**Short problem**: Show each line from the listing that includes the word "Messa".
[begin Supplied data]
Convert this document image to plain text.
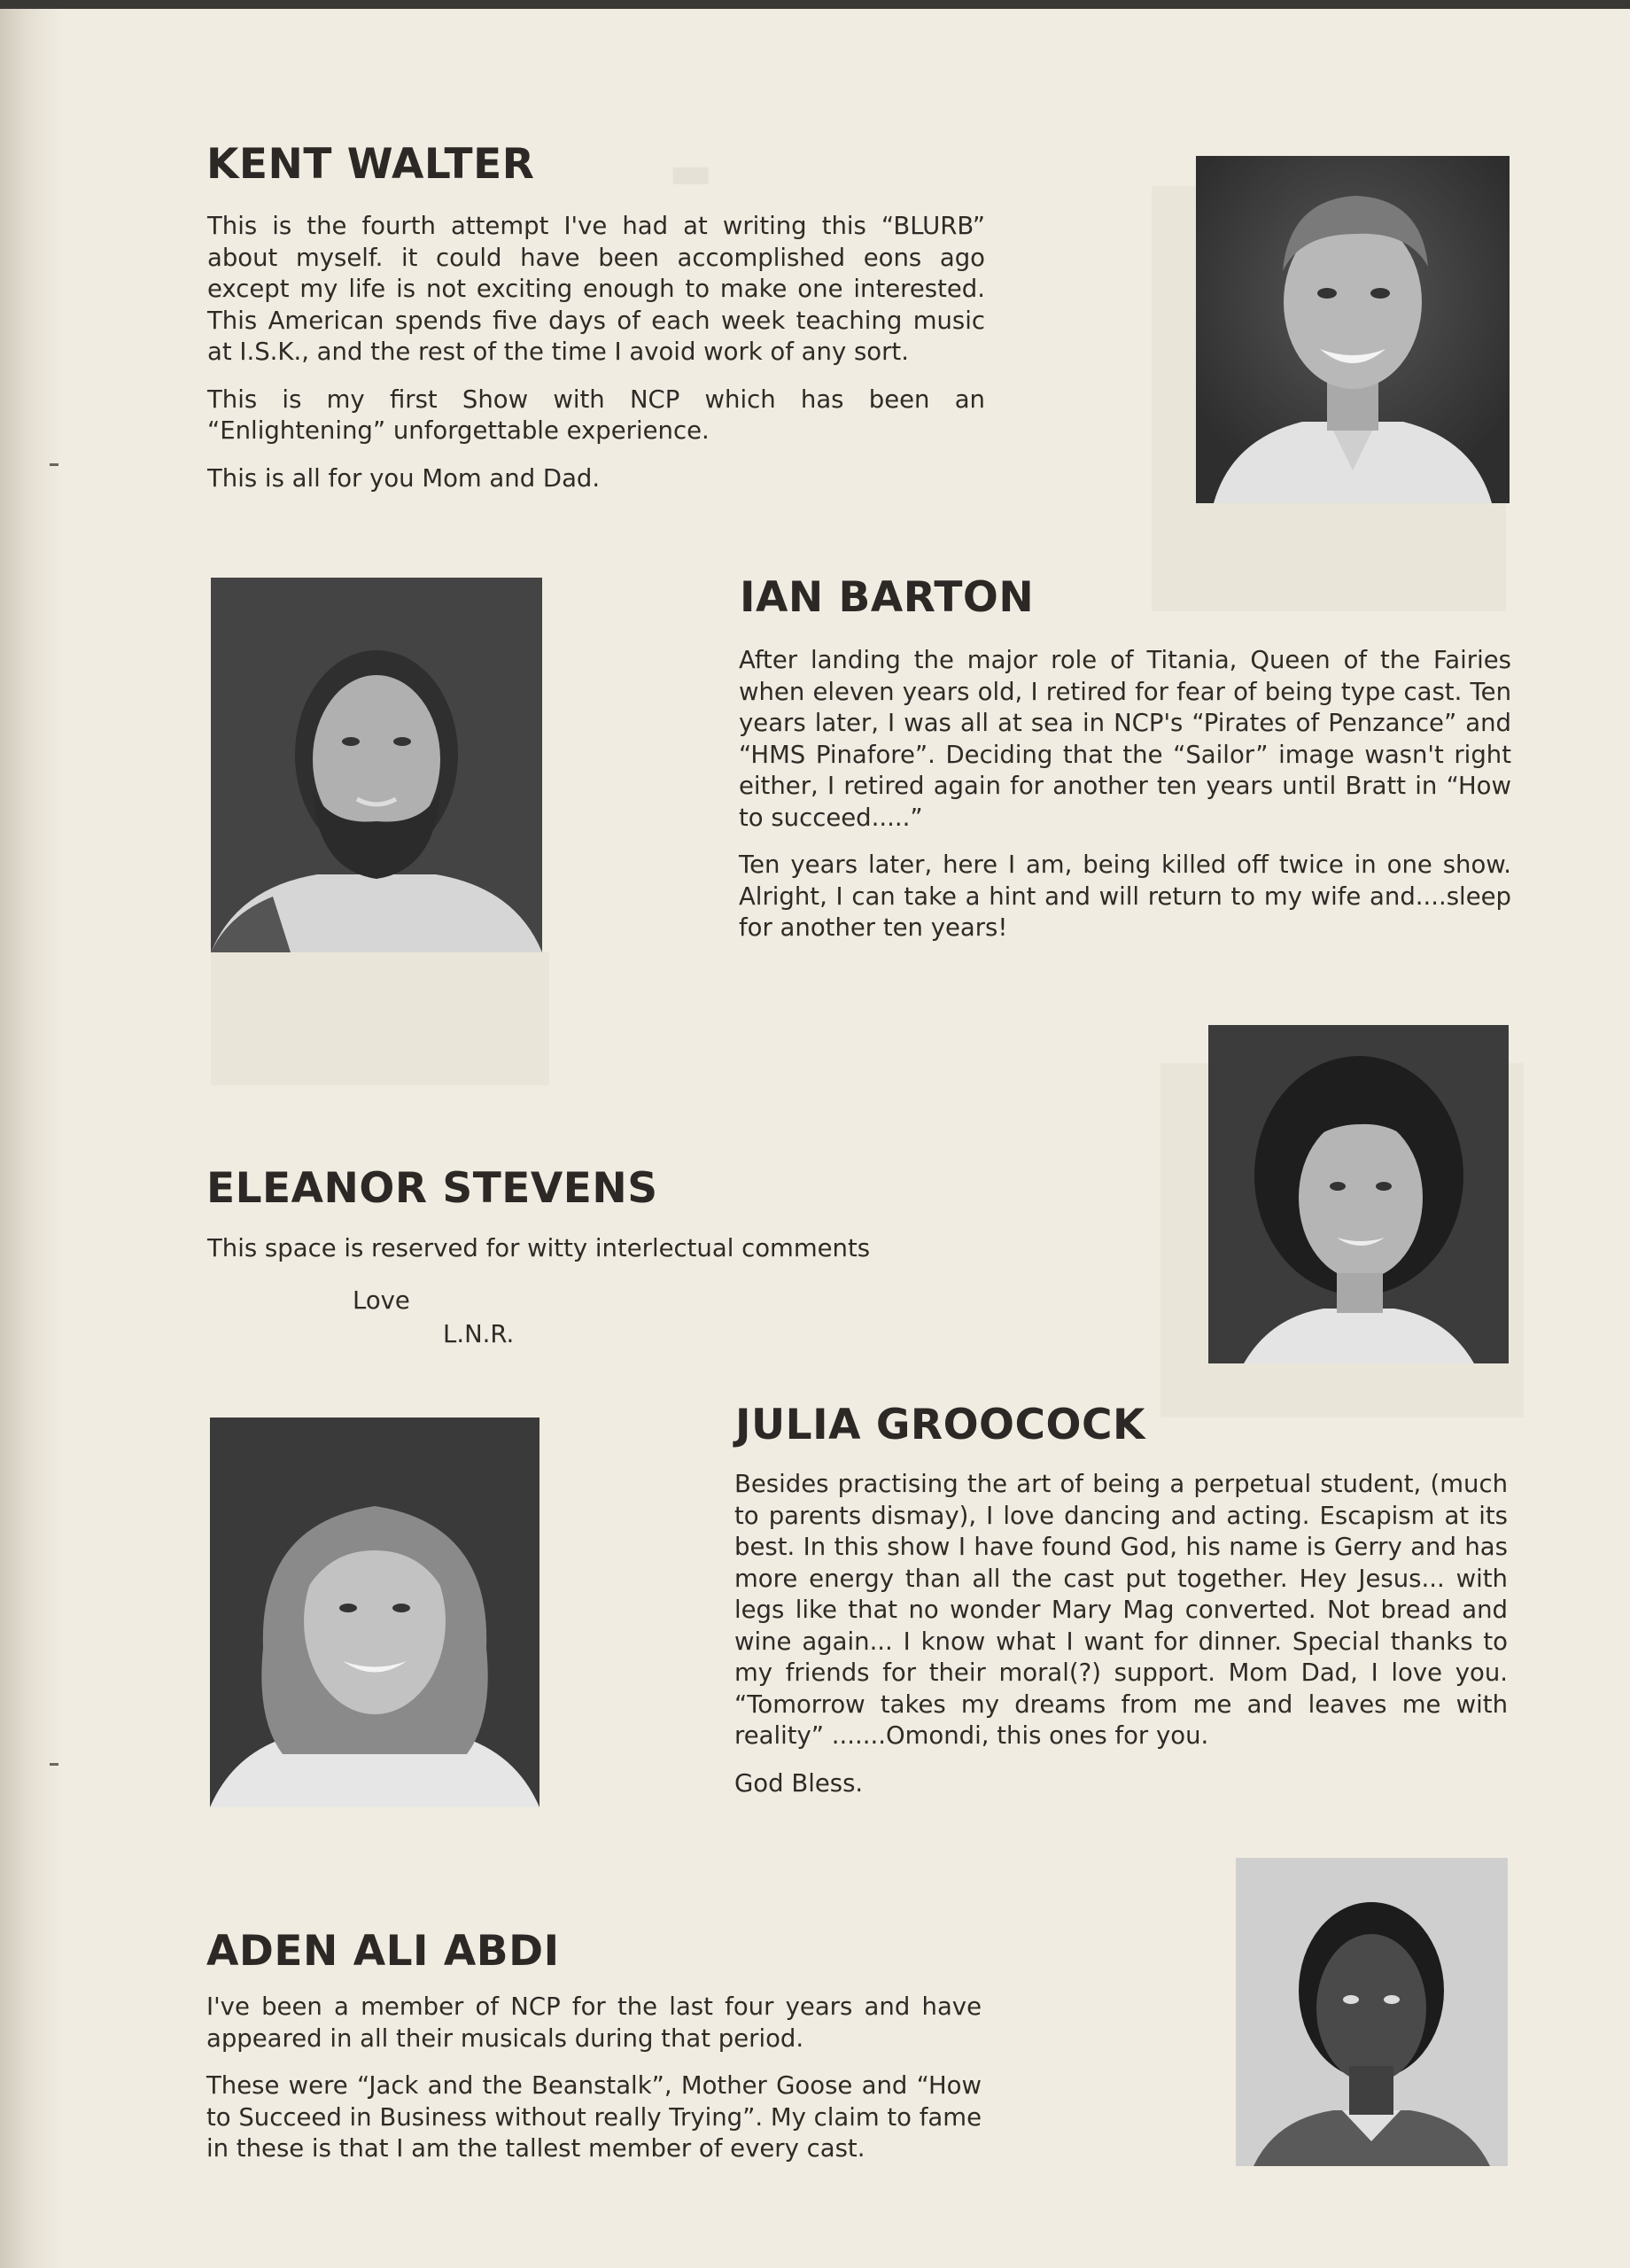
▬
KENT WALTER

This is the fourth attempt I've had at writing this “BLURB” about myself. it could have been accomplished eons ago except my life is not exciting enough to make one interested. This American spends five days of each week teaching music at I.S.K., and the rest of the time I avoid work of any sort.

This is my first Show with NCP which has been an “Enlightening” unforgettable experience.

This is all for you Mom and Dad.

IAN BARTON

After landing the major role of Titania, Queen of the Fairies when eleven years old, I retired for fear of being type cast. Ten years later, I was all at sea in NCP's “Pirates of Penzance” and “HMS Pinafore”. Deciding that the “Sailor” image wasn't right either, I retired again for another ten years until Bratt in “How to succeed.....”

Ten years later, here I am, being killed off twice in one show. Alright, I can take a hint and will return to my wife and....sleep for another ten years!

ELEANOR STEVENS

This space is reserved for witty interlectual comments

Love
L.N.R.
JULIA GROOCOCK

Besides practising the art of being a perpetual student, (much to parents dismay), I love dancing and acting. Escapism at its best. In this show I have found God, his name is Gerry and has more energy than all the cast put together. Hey Jesus... with legs like that no wonder Mary Mag converted. Not bread and wine again... I know what I want for dinner. Special thanks to my friends for their moral(?) support. Mom Dad, I love you. “Tomorrow takes my dreams from me and leaves me with reality” .......Omondi, this ones for you.

God Bless.

ADEN ALI ABDI

I've been a member of NCP for the last four years and have appeared in all their musicals during that period.

These were “Jack and the Beanstalk”, Mother Goose and “How to Succeed in Business without really Trying”. My claim to fame in these is that I am the tallest member of every cast.
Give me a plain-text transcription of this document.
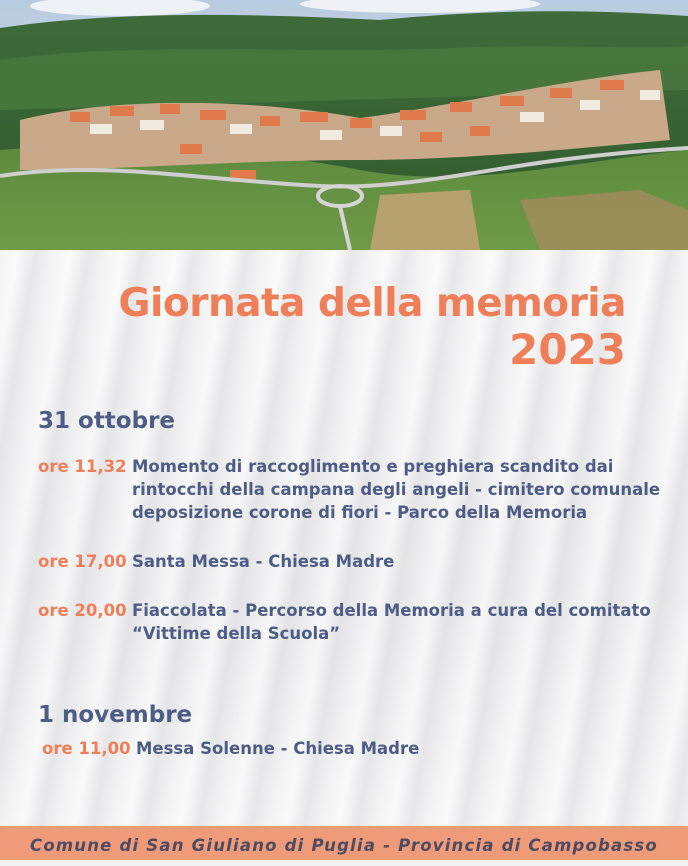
Giornata della memoria
2023
31 ottobre
ore 11,32 Momento di raccoglimento e preghiera scandito dai
rintocchi della campana degli angeli - cimitero comunale
deposizione corone di fiori - Parco della Memoria
ore 17,00 Santa Messa - Chiesa Madre
ore 20,00 Fiaccolata - Percorso della Memoria a cura del comitato
“Vittime della Scuola”
1 novembre
ore 11,00 Messa Solenne - Chiesa Madre
Comune di San Giuliano di Puglia - Provincia di Campobasso
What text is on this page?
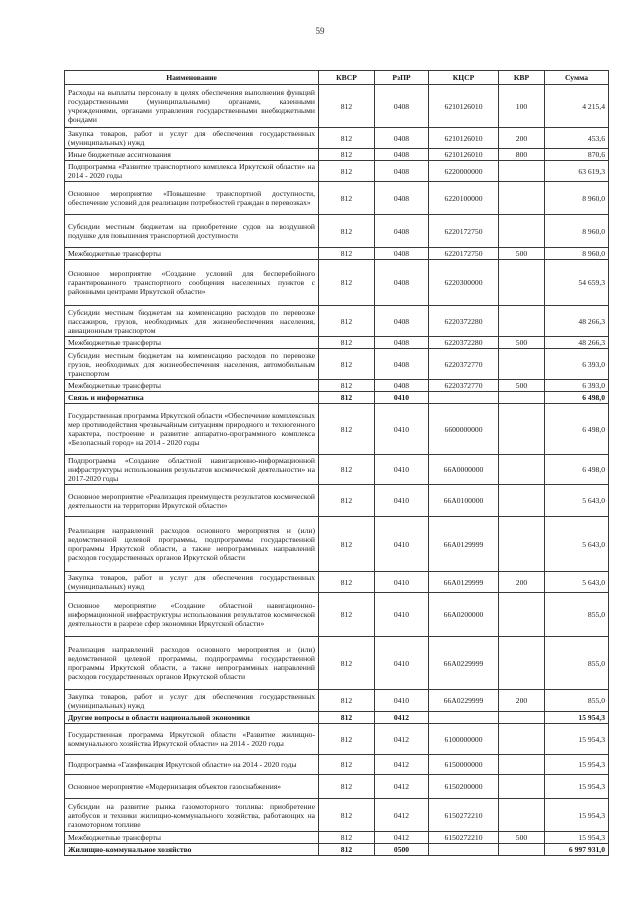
59
Наименование	КВСР	РзПР	КЦСР	КВР	Сумма
Расходы на выплаты персоналу в целях обеспечения выполнения функций государственными (муниципальными) органами, казенными учреждениями, органами управления государственными внебюджетными фондами	812	0408	6210126010	100	4 215,4
Закупка товаров, работ и услуг для обеспечения государственных (муниципальных) нужд	812	0408	6210126010	200	453,6
Иные бюджетные ассигнования	812	0408	6210126010	800	870,6
Подпрограмма «Развитие транспортного комплекса Иркутской области» на 2014 - 2020 годы	812	0408	6220000000		63 619,3
Основное мероприятие «Повышение транспортной доступности, обеспечение условий для реализации потребностей граждан в перевозках»	812	0408	6220100000		8 960,0
Субсидии местным бюджетам на приобретение судов на воздушной подушке для повышения транспортной доступности	812	0408	6220172750		8 960,0
Межбюджетные трансферты	812	0408	6220172750	500	8 960,0
Основное мероприятие «Создание условий для бесперебойного гарантированного транспортного сообщения населенных пунктов с районными центрами Иркутской области»	812	0408	6220300000		54 659,3
Субсидии местным бюджетам на компенсацию расходов по перевозке пассажиров, грузов, необходимых для жизнеобеспечения населения, авиационным транспортом	812	0408	6220372280		48 266,3
Межбюджетные трансферты	812	0408	6220372280	500	48 266,3
Субсидии местным бюджетам на компенсацию расходов по перевозке грузов, необходимых для жизнеобеспечения населения, автомобильным транспортом	812	0408	6220372770		6 393,0
Межбюджетные трансферты	812	0408	6220372770	500	6 393,0
Связь и информатика	812	0410			6 498,0
Государственная программа Иркутской области «Обеспечение комплексных мер противодействия чрезвычайным ситуациям природного и техногенного характера, построение и развитие аппаратно-программного комплекса «Безопасный город» на 2014 - 2020 годы	812	0410	6600000000		6 498,0
Подпрограмма «Создание областной навигационно-информационной инфраструктуры использования результатов космической деятельности» на 2017-2020 годы	812	0410	66А0000000		6 498,0
Основное мероприятие «Реализация преимуществ результатов космической деятельности на территории Иркутской области»	812	0410	66А0100000		5 643,0
Реализация направлений расходов основного мероприятия и (или) ведомственной целевой программы, подпрограммы государственной программы Иркутской области, а также непрограммных направлений расходов государственных органов Иркутской области	812	0410	66А0129999		5 643,0
Закупка товаров, работ и услуг для обеспечения государственных (муниципальных) нужд	812	0410	66А0129999	200	5 643,0
Основное мероприятие «Создание областной навигационно-информационной инфраструктуры использования результатов космической деятельности в разрезе сфер экономики Иркутской области»	812	0410	66А0200000		855,0
Реализация направлений расходов основного мероприятия и (или) ведомственной целевой программы, подпрограммы государственной программы Иркутской области, а также непрограммных направлений расходов государственных органов Иркутской области	812	0410	66А0229999		855,0
Закупка товаров, работ и услуг для обеспечения государственных (муниципальных) нужд	812	0410	66А0229999	200	855,0
Другие вопросы в области национальной экономики	812	0412			15 954,3
Государственная программа Иркутской области «Развитие жилищно-коммунального хозяйства Иркутской области» на 2014 - 2020 годы	812	0412	6100000000		15 954,3
Подпрограмма «Газификация Иркутской области» на 2014 - 2020 годы	812	0412	6150000000		15 954,3
Основное мероприятие «Модернизация объектов газоснабжения»	812	0412	6150200000		15 954,3
Субсидии на развитие рынка газомоторного топлива: приобретение автобусов и техники жилищно-коммунального хозяйства, работающих на газомоторном топливе	812	0412	6150272210		15 954,3
Межбюджетные трансферты	812	0412	6150272210	500	15 954,3
Жилищно-коммунальное хозяйство	812	0500			6 997 931,0
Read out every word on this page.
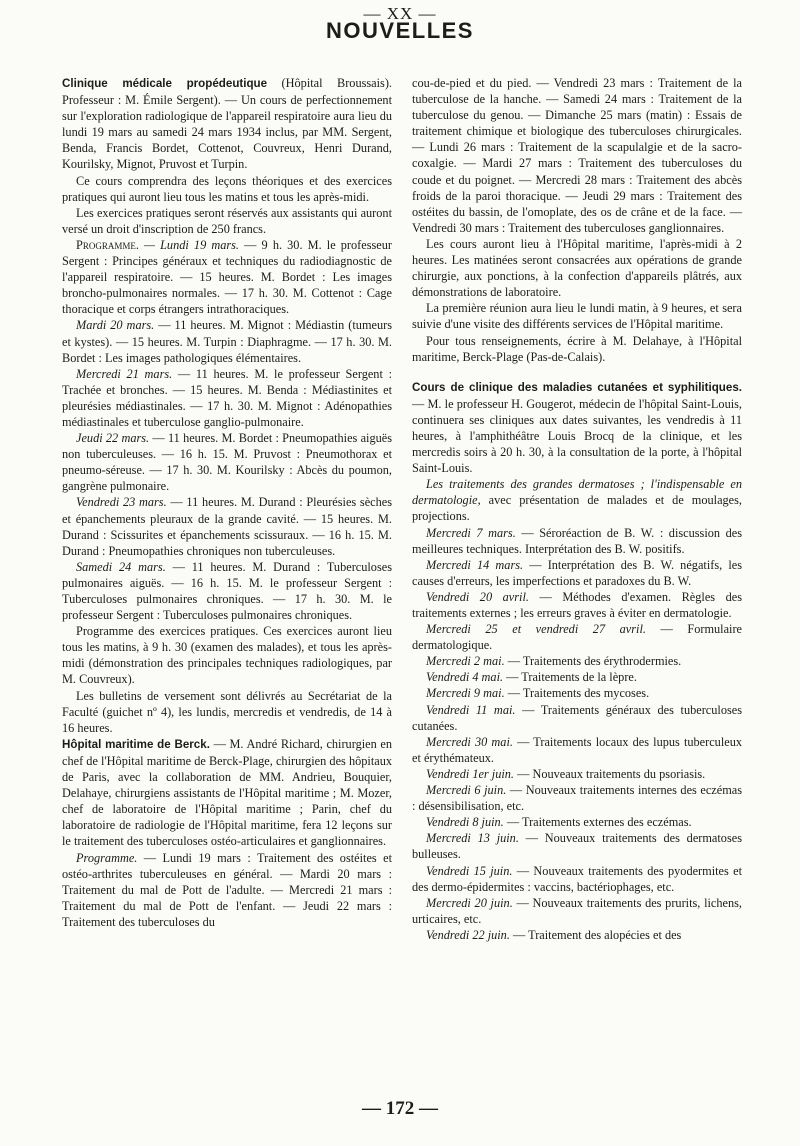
— XX —
NOUVELLES

Clinique médicale propédeutique (Hôpital Broussais). Professeur : M. Émile Sergent). — Un cours de perfectionnement sur l'exploration radiologique de l'appareil respiratoire aura lieu du lundi 19 mars au samedi 24 mars 1934 inclus, par MM. Sergent, Benda, Francis Bordet, Cottenot, Couvreux, Henri Durand, Kourilsky, Mignot, Pruvost et Turpin.

Ce cours comprendra des leçons théoriques et des exercices pratiques qui auront lieu tous les matins et tous les après-midi.

Les exercices pratiques seront réservés aux assistants qui auront versé un droit d'inscription de 250 francs.

Programme. — Lundi 19 mars. — 9 h. 30. M. le professeur Sergent : Principes généraux et techniques du radiodiagnostic de l'appareil respiratoire. — 15 heures. M. Bordet : Les images broncho-pulmonaires normales. — 17 h. 30. M. Cottenot : Cage thoracique et corps étrangers intrathoraciques.

Mardi 20 mars. — 11 heures. M. Mignot : Médiastin (tumeurs et kystes). — 15 heures. M. Turpin : Diaphragme. — 17 h. 30. M. Bordet : Les images pathologiques élémentaires.

Mercredi 21 mars. — 11 heures. M. le professeur Sergent : Trachée et bronches. — 15 heures. M. Benda : Médiastinites et pleurésies médiastinales. — 17 h. 30. M. Mignot : Adénopathies médiastinales et tuberculose ganglio-pulmonaire.

Jeudi 22 mars. — 11 heures. M. Bordet : Pneumopathies aiguës non tuberculeuses. — 16 h. 15. M. Pruvost : Pneumothorax et pneumo-séreuse. — 17 h. 30. M. Kourilsky : Abcès du poumon, gangrène pulmonaire.

Vendredi 23 mars. — 11 heures. M. Durand : Pleurésies sèches et épanchements pleuraux de la grande cavité. — 15 heures. M. Durand : Scissurites et épanchements scissuraux. — 16 h. 15. M. Durand : Pneumopathies chroniques non tuberculeuses.

Samedi 24 mars. — 11 heures. M. Durand : Tuberculoses pulmonaires aiguës. — 16 h. 15. M. le professeur Sergent : Tuberculoses pulmonaires chroniques. — 17 h. 30. M. le professeur Sergent : Tuberculoses pulmonaires chroniques.

Programme des exercices pratiques. Ces exercices auront lieu tous les matins, à 9 h. 30 (examen des malades), et tous les après-midi (démonstration des principales techniques radiologiques, par M. Couvreux).

Les bulletins de versement sont délivrés au Secrétariat de la Faculté (guichet nº 4), les lundis, mercredis et vendredis, de 14 à 16 heures.

Hôpital maritime de Berck. — M. André Richard, chirurgien en chef de l'Hôpital maritime de Berck-Plage, chirurgien des hôpitaux de Paris, avec la collaboration de MM. Andrieu, Bouquier, Delahaye, chirurgiens assistants de l'Hôpital maritime ; M. Mozer, chef de laboratoire de l'Hôpital maritime ; Parin, chef du laboratoire de radiologie de l'Hôpital maritime, fera 12 leçons sur le traitement des tuberculoses ostéo-articulaires et ganglionnaires.

Programme. — Lundi 19 mars : Traitement des ostéites et ostéo-arthrites tuberculeuses en général. — Mardi 20 mars : Traitement du mal de Pott de l'adulte. — Mercredi 21 mars : Traitement du mal de Pott de l'enfant. — Jeudi 22 mars : Traitement des tuberculoses du

cou-de-pied et du pied. — Vendredi 23 mars : Traitement de la tuberculose de la hanche. — Samedi 24 mars : Traitement de la tuberculose du genou. — Dimanche 25 mars (matin) : Essais de traitement chimique et biologique des tuberculoses chirurgicales. — Lundi 26 mars : Traitement de la scapulalgie et de la sacro-coxalgie. — Mardi 27 mars : Traitement des tuberculoses du coude et du poignet. — Mercredi 28 mars : Traitement des abcès froids de la paroi thoracique. — Jeudi 29 mars : Traitement des ostéites du bassin, de l'omoplate, des os de crâne et de la face. — Vendredi 30 mars : Traitement des tuberculoses ganglionnaires.

Les cours auront lieu à l'Hôpital maritime, l'après-midi à 2 heures. Les matinées seront consacrées aux opérations de grande chirurgie, aux ponctions, à la confection d'appareils plâtrés, aux démonstrations de laboratoire.

La première réunion aura lieu le lundi matin, à 9 heures, et sera suivie d'une visite des différents services de l'Hôpital maritime.

Pour tous renseignements, écrire à M. Delahaye, à l'Hôpital maritime, Berck-Plage (Pas-de-Calais).

Cours de clinique des maladies cutanées et syphilitiques. — M. le professeur H. Gougerot, médecin de l'hôpital Saint-Louis, continuera ses cliniques aux dates suivantes, les vendredis à 11 heures, à l'amphithéâtre Louis Brocq de la clinique, et les mercredis soirs à 20 h. 30, à la consultation de la porte, à l'hôpital Saint-Louis.

Les traitements des grandes dermatoses ; l'indispensable en dermatologie, avec présentation de malades et de moulages, projections.

Mercredi 7 mars. — Séroréaction de B. W. : discussion des meilleures techniques. Interprétation des B. W. positifs.

Mercredi 14 mars. — Interprétation des B. W. négatifs, les causes d'erreurs, les imperfections et paradoxes du B. W.

Vendredi 20 avril. — Méthodes d'examen. Règles des traitements externes ; les erreurs graves à éviter en dermatologie.

Mercredi 25 et vendredi 27 avril. — Formulaire dermatologique.

Mercredi 2 mai. — Traitements des érythrodermies.

Vendredi 4 mai. — Traitements de la lèpre.

Mercredi 9 mai. — Traitements des mycoses.

Vendredi 11 mai. — Traitements généraux des tuberculoses cutanées.

Mercredi 30 mai. — Traitements locaux des lupus tuberculeux et érythémateux.

Vendredi 1er juin. — Nouveaux traitements du psoriasis.

Mercredi 6 juin. — Nouveaux traitements internes des eczémas : désensibilisation, etc.

Vendredi 8 juin. — Traitements externes des eczémas.

Mercredi 13 juin. — Nouveaux traitements des dermatoses bulleuses.

Vendredi 15 juin. — Nouveaux traitements des pyodermites et des dermo-épidermites : vaccins, bactériophages, etc.

Mercredi 20 juin. — Nouveaux traitements des prurits, lichens, urticaires, etc.

Vendredi 22 juin. — Traitement des alopécies et des

— 172 —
[end Supplied data]
**Solved exercise**:
ore 17,00 Santa Messa - Chiesa Madre
ore 11,00 Messa Solenne - Chiesa Madre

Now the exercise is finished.